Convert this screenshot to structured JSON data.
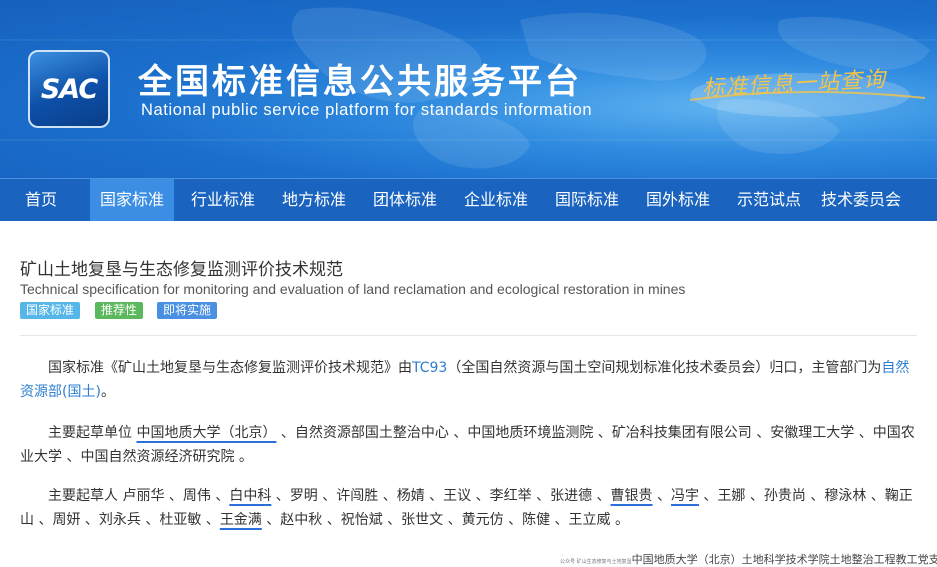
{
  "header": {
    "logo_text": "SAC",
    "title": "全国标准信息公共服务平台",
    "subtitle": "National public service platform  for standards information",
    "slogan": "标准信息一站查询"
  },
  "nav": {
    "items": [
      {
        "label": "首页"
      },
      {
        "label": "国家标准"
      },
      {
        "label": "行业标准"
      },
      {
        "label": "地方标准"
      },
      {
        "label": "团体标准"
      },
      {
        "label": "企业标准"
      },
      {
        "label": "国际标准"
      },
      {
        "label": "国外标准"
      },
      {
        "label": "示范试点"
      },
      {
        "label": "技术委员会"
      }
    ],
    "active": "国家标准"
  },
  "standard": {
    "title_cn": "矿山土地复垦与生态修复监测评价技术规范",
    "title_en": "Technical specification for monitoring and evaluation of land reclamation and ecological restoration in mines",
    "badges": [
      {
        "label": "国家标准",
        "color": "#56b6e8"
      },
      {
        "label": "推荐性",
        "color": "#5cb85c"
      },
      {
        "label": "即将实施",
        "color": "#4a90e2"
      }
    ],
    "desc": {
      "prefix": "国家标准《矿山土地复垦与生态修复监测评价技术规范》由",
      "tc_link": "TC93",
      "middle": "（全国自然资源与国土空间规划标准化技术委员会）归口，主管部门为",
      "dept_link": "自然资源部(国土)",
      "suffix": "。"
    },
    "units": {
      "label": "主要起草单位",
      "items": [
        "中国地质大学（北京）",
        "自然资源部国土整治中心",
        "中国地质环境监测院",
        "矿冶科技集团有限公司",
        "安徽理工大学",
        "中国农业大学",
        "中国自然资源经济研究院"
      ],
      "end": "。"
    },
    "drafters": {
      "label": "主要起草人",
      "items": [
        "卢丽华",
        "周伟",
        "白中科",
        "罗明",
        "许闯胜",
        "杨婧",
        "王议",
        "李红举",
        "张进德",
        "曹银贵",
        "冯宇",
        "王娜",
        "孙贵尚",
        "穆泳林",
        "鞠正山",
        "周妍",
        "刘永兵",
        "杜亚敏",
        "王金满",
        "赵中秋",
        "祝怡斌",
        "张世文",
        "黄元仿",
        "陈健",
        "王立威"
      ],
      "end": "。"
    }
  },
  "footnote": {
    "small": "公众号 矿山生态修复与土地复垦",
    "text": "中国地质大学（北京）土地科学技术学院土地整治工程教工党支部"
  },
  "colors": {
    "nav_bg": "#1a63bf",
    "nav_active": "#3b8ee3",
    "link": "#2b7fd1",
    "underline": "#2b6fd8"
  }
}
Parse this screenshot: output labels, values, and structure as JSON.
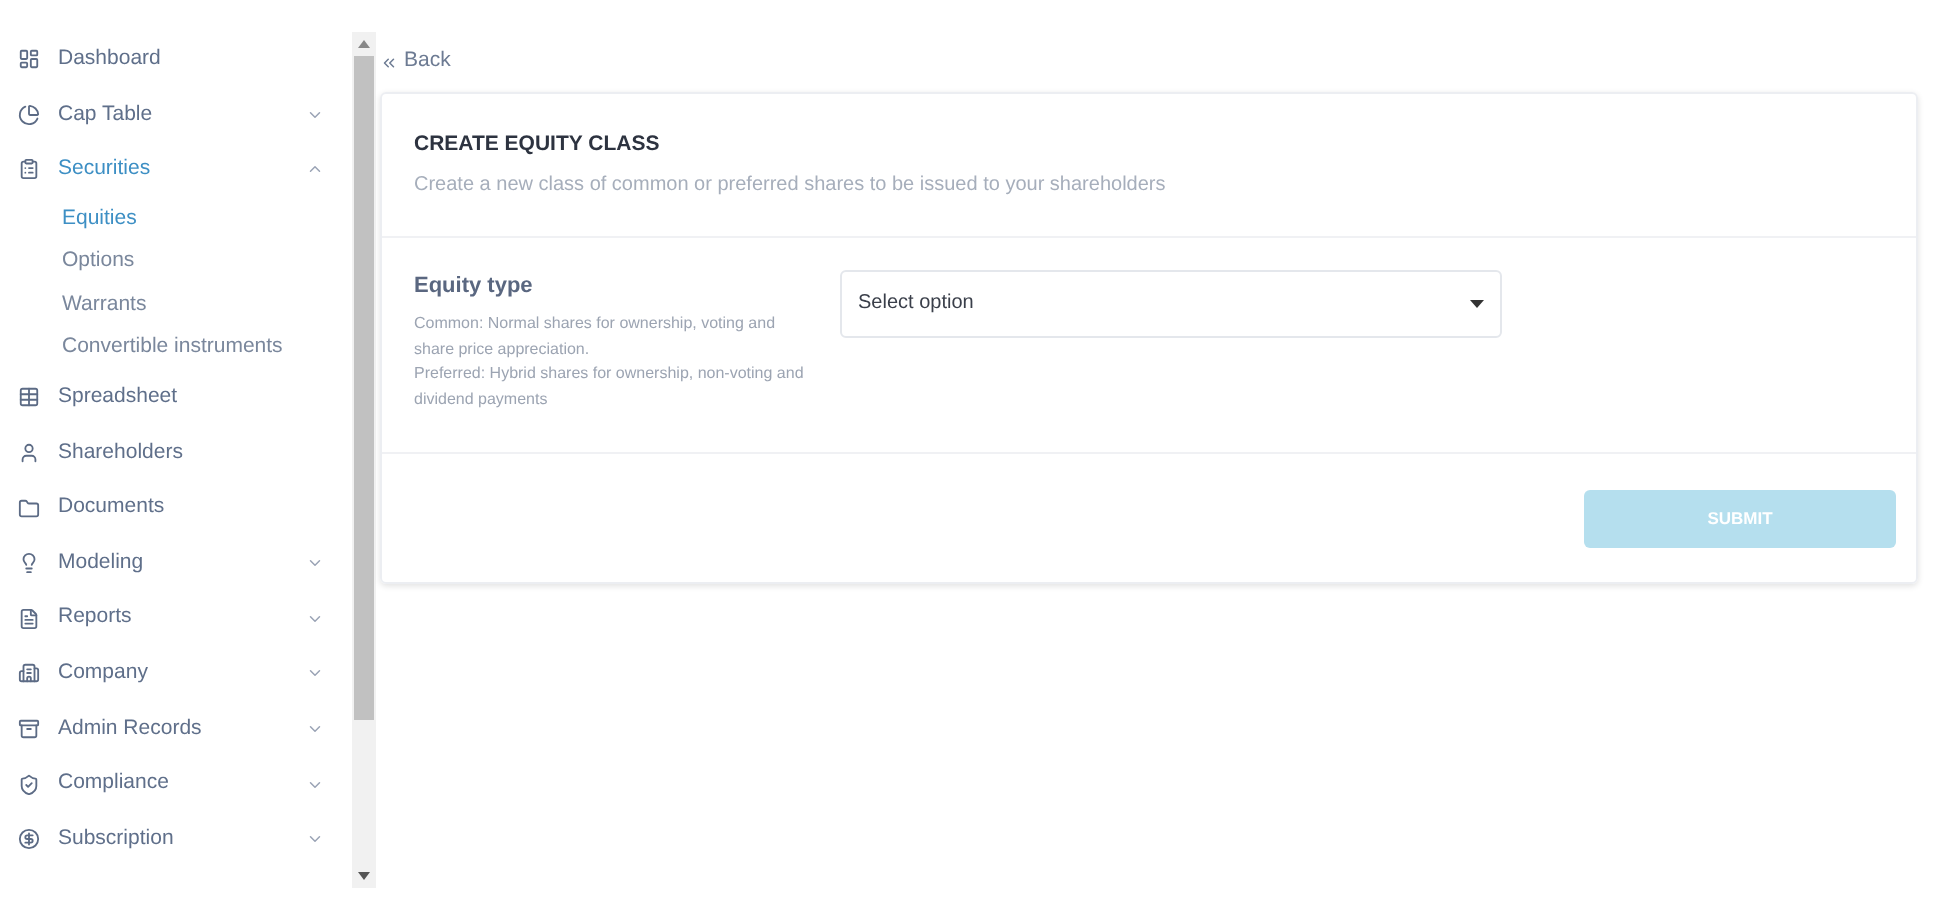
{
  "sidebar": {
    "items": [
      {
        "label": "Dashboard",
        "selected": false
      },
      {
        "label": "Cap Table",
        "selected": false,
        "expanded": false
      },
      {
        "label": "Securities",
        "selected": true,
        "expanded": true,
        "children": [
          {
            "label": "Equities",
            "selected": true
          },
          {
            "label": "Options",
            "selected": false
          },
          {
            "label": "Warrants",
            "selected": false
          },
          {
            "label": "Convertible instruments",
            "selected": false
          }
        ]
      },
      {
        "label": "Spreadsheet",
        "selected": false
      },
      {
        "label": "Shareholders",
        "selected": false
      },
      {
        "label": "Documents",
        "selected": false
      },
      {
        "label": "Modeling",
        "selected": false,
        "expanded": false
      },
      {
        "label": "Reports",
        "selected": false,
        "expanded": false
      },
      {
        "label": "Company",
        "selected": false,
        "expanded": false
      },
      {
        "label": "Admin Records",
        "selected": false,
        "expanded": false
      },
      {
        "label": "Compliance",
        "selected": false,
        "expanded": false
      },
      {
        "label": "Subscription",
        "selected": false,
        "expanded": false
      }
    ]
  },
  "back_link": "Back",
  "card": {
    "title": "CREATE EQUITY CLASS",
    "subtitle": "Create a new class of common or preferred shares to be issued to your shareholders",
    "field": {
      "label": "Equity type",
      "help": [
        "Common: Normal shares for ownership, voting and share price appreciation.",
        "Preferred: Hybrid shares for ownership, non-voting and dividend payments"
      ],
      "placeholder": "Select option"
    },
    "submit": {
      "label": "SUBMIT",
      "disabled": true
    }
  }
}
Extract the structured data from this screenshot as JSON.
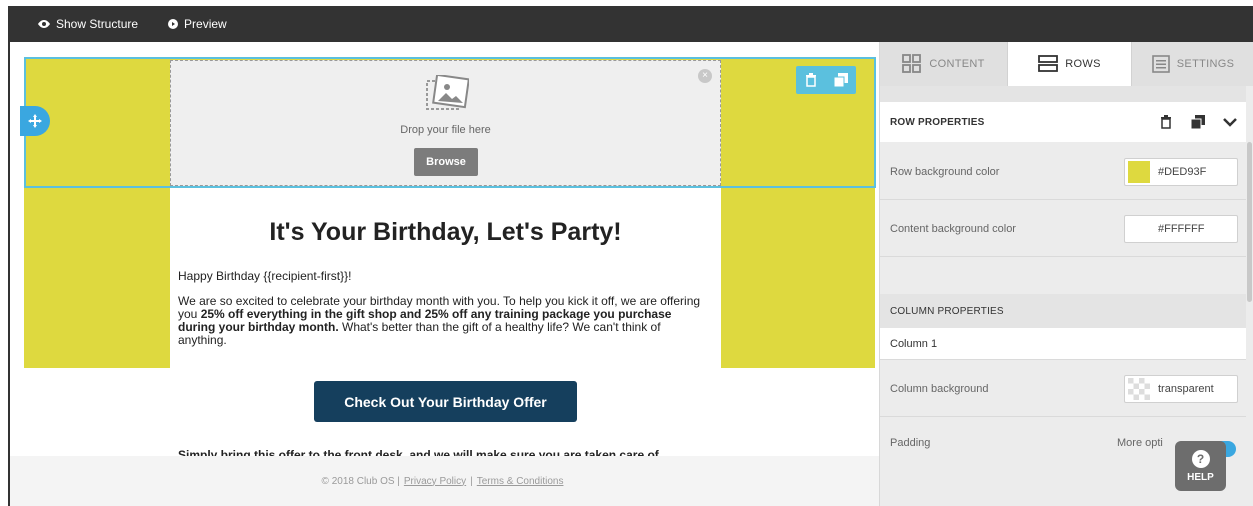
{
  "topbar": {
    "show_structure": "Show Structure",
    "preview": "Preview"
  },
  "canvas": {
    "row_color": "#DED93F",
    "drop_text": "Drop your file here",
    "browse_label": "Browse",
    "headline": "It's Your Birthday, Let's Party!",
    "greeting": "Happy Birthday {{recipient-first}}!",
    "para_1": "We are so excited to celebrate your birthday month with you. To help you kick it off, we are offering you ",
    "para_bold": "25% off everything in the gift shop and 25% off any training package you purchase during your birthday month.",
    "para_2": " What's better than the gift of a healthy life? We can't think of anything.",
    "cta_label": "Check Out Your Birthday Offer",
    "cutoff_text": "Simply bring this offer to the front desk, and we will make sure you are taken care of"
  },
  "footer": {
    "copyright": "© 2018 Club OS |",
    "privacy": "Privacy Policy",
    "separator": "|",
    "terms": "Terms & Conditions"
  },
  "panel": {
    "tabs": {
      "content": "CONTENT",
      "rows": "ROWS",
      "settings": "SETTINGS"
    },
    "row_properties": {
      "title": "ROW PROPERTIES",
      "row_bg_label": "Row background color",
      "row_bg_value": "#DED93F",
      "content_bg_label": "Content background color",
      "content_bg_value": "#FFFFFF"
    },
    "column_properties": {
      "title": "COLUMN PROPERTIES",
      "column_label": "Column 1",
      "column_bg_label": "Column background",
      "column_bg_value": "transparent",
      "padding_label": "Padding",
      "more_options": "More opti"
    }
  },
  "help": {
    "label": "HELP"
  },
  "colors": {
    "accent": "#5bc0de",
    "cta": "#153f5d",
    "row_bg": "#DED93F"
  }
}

### Exercise details
Collect every line from the records above that contains the word "data".

### Final result
Convert this screenshot to structured JSON data.
Extract the structured data from this screenshot as JSON.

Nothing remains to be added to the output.